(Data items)
========================================================================

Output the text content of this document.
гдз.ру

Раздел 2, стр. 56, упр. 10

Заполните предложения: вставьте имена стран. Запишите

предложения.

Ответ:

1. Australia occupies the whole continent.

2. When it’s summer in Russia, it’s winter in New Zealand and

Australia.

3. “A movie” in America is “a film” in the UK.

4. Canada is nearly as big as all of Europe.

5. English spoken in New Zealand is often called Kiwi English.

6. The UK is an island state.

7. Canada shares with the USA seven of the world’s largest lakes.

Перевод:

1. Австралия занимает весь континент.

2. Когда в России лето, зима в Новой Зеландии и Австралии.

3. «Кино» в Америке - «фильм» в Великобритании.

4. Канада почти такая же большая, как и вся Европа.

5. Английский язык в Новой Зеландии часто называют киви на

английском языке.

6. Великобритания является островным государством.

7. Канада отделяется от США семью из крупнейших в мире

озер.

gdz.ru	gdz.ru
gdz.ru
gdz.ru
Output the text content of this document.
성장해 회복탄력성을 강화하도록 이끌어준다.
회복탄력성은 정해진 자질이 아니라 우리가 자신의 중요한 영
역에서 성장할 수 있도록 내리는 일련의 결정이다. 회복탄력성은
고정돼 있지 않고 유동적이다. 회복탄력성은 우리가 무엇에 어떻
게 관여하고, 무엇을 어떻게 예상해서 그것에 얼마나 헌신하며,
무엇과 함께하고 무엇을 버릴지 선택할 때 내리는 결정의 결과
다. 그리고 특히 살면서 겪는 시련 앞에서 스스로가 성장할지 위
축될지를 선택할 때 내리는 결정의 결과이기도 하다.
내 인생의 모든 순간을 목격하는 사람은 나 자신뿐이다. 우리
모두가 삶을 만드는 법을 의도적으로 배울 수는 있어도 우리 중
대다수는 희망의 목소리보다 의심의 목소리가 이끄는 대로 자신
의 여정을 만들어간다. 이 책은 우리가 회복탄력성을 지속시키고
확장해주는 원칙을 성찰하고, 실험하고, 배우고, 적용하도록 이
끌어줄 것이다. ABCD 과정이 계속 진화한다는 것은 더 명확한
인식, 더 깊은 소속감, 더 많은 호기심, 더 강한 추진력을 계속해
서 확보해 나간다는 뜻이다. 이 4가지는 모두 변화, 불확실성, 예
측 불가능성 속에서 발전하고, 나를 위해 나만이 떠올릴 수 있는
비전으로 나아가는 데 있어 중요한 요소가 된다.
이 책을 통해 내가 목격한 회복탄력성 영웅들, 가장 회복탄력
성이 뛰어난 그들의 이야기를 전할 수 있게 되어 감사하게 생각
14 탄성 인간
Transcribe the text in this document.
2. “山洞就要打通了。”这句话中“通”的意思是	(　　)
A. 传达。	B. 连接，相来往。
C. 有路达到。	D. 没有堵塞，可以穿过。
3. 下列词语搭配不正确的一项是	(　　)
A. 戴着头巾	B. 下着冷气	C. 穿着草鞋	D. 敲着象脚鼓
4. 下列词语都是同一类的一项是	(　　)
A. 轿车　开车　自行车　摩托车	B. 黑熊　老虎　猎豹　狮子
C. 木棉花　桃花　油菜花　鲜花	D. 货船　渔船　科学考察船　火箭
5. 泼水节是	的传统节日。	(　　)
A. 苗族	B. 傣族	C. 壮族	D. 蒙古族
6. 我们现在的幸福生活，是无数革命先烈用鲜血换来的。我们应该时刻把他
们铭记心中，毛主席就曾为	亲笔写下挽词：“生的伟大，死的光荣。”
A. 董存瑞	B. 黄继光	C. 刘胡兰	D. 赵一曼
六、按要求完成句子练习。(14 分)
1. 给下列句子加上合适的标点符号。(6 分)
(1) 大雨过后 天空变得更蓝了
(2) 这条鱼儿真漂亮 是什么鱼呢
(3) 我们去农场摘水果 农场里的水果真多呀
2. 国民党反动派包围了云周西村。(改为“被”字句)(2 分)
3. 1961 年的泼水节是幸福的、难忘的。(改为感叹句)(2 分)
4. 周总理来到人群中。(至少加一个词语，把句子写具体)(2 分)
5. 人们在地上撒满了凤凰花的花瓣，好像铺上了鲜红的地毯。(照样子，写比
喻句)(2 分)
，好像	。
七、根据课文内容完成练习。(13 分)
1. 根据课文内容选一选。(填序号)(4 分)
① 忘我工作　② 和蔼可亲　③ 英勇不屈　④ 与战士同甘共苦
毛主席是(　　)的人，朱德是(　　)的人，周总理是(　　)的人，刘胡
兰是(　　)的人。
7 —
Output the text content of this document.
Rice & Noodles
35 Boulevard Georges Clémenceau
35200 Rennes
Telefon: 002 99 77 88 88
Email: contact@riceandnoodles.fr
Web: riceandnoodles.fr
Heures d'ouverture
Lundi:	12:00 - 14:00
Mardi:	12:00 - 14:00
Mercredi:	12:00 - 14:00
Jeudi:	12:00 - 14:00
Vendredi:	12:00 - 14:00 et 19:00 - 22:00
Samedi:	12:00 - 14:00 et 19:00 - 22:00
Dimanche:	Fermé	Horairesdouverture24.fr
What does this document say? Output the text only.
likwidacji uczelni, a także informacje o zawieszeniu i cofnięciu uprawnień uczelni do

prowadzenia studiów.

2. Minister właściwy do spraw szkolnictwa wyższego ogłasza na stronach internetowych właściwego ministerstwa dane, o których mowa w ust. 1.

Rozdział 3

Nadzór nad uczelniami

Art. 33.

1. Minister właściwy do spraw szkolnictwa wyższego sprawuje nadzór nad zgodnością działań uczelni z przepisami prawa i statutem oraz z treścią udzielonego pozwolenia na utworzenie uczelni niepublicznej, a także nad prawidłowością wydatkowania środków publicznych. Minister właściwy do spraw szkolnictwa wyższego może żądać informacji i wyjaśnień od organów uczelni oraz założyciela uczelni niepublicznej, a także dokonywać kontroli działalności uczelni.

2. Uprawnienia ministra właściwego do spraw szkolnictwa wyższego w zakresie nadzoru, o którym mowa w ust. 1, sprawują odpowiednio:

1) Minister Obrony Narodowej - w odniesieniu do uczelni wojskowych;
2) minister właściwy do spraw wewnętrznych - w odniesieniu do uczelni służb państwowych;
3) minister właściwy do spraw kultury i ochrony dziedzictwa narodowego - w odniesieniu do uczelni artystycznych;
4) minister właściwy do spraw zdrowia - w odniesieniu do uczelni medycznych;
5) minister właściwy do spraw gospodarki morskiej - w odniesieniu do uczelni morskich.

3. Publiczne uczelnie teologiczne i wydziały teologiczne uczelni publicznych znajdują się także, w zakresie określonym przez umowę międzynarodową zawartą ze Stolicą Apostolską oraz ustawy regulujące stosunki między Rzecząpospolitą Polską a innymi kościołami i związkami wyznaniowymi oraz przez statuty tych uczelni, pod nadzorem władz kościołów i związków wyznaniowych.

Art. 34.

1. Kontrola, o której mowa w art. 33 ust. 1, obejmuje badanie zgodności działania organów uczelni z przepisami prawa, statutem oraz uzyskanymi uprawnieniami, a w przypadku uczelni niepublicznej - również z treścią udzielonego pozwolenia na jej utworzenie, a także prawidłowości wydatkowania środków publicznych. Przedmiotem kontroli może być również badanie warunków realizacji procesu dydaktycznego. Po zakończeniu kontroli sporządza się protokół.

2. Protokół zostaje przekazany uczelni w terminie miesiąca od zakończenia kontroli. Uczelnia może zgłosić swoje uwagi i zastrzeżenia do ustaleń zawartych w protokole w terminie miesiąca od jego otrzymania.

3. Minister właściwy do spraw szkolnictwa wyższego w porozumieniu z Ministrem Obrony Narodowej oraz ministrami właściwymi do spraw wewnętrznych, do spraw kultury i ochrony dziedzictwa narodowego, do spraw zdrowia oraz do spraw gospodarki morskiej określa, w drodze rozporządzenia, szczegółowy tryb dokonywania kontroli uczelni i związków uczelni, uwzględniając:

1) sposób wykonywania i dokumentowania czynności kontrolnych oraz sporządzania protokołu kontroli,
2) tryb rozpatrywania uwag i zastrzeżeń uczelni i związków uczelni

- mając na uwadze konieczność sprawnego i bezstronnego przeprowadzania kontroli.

========================================================================

Exercise instructions
Your task is to pick out every line with the string "предложения" and copy it.

Task result
Заполните предложения: вставьте имена стран. Запишите
предложения.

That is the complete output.